━━ INPUT ━━
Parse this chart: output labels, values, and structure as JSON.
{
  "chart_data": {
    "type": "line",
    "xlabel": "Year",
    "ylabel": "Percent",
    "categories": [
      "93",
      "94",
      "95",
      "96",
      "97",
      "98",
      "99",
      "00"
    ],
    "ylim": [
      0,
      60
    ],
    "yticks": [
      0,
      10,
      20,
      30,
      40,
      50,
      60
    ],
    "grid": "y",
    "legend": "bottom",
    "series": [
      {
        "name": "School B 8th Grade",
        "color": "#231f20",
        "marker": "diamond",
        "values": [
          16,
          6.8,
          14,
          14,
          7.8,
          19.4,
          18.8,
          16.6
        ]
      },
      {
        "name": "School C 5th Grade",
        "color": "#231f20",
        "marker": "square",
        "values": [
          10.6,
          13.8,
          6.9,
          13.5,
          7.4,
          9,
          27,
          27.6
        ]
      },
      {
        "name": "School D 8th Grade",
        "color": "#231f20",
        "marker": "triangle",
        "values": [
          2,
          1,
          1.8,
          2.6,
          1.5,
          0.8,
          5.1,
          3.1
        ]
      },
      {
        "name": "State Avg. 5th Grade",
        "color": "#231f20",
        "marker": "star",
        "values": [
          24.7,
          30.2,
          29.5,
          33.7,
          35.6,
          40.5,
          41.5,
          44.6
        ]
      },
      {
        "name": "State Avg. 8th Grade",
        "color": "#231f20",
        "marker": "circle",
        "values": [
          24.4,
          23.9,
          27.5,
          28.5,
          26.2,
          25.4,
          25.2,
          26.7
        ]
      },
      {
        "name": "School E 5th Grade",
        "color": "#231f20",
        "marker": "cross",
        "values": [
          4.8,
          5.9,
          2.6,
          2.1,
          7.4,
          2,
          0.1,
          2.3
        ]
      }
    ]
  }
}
━━━
Retype the records above exactly.

- **THE REPLY**:
Parse this chart: output labels, values, and structure as JSON.
{
  "chart_data": {
    "type": "line",
    "xlabel": "Year",
    "ylabel": "Percent",
    "categories": [
      "93",
      "94",
      "95",
      "96",
      "97",
      "98",
      "99",
      "00"
    ],
    "ylim": [
      0,
      60
    ],
    "yticks": [
      0,
      10,
      20,
      30,
      40,
      50,
      60
    ],
    "grid": "y",
    "legend": "bottom",
    "series": [
      {
        "name": "School B 8th Grade",
        "color": "#231f20",
        "marker": "diamond",
        "values": [
          16,
          6.8,
          14,
          14,
          7.8,
          19.4,
          18.8,
          16.6
        ]
      },
      {
        "name": "School C 5th Grade",
        "color": "#231f20",
        "marker": "square",
        "values": [
          10.6,
          13.8,
          6.9,
          13.5,
          7.4,
          9,
          27,
          27.6
        ]
      },
      {
        "name": "School D 8th Grade",
        "color": "#231f20",
        "marker": "triangle",
        "values": [
          2,
          1,
          1.8,
          2.6,
          1.5,
          0.8,
          5.1,
          3.1
        ]
      },
      {
        "name": "State Avg. 5th Grade",
        "color": "#231f20",
        "marker": "star",
        "values": [
          24.7,
          30.2,
          29.5,
          33.7,
          35.6,
          40.5,
          41.5,
          44.6
        ]
      },
      {
        "name": "State Avg. 8th Grade",
        "color": "#231f20",
        "marker": "circle",
        "values": [
          24.4,
          23.9,
          27.5,
          28.5,
          26.2,
          25.4,
          25.2,
          26.7
        ]
      },
      {
        "name": "School E 5th Grade",
        "color": "#231f20",
        "marker": "cross",
        "values": [
          4.8,
          5.9,
          2.6,
          2.1,
          7.4,
          2,
          0.1,
          2.3
        ]
      }
    ]
  }
}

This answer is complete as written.